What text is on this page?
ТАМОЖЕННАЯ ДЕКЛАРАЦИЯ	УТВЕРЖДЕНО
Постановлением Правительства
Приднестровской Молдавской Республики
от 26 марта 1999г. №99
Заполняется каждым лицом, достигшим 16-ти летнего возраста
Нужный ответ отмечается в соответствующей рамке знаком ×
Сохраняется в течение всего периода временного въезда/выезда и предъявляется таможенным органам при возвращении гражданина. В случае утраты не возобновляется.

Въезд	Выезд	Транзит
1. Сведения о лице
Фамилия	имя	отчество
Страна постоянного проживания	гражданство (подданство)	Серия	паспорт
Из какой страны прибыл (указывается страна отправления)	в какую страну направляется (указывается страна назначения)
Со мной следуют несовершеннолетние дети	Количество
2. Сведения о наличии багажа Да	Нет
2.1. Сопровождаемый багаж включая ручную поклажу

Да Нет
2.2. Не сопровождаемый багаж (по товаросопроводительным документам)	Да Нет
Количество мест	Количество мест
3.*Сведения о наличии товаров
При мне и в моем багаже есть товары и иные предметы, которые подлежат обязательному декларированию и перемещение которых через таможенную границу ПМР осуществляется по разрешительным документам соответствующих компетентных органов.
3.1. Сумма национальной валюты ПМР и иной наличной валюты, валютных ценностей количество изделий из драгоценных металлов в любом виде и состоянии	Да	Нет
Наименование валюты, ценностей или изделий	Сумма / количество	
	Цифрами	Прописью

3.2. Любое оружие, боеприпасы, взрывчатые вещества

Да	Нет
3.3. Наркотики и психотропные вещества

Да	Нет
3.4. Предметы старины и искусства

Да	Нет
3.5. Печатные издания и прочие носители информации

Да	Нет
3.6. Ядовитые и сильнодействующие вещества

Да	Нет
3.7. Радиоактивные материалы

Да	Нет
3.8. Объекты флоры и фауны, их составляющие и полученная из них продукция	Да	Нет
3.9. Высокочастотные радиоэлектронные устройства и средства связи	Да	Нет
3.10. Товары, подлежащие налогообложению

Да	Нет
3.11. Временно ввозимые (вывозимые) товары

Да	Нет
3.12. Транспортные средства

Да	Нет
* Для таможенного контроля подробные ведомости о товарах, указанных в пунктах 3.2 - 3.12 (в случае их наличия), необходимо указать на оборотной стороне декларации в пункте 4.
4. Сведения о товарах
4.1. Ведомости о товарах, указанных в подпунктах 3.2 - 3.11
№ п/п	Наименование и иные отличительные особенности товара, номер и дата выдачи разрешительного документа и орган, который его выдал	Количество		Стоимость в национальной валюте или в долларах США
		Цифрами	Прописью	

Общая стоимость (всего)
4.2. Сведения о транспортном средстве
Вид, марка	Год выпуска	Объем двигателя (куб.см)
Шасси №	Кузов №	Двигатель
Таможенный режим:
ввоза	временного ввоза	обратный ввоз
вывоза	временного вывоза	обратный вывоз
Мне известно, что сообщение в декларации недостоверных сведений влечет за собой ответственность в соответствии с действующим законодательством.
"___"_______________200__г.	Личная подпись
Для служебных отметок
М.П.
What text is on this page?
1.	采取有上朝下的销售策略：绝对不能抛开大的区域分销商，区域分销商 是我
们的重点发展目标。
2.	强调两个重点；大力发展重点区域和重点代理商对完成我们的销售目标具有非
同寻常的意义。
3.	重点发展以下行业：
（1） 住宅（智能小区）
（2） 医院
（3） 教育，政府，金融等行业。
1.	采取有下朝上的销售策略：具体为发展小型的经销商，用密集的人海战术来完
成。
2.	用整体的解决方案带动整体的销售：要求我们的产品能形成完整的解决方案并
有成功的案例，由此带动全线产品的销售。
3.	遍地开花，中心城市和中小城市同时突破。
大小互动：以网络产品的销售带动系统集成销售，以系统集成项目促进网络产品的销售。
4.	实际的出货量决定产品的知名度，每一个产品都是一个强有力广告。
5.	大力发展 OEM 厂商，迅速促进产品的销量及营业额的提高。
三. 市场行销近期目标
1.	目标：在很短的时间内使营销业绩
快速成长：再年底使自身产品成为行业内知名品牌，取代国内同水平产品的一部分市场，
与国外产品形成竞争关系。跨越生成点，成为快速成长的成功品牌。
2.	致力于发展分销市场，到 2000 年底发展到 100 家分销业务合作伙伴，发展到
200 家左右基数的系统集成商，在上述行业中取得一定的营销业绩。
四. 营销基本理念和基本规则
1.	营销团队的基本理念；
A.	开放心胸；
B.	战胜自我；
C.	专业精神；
::::
Identify every line above with the string "Сумма" in it. Copy those lines.

**FINAL RESULT**
3.1. Сумма национальной валюты ПМР и иной наличной валюты, валютных ценностей количество изделий из драгоценных металлов в любом виде и состоянии	Да	Нет
Наименование валюты, ценностей или изделий	Сумма / количество	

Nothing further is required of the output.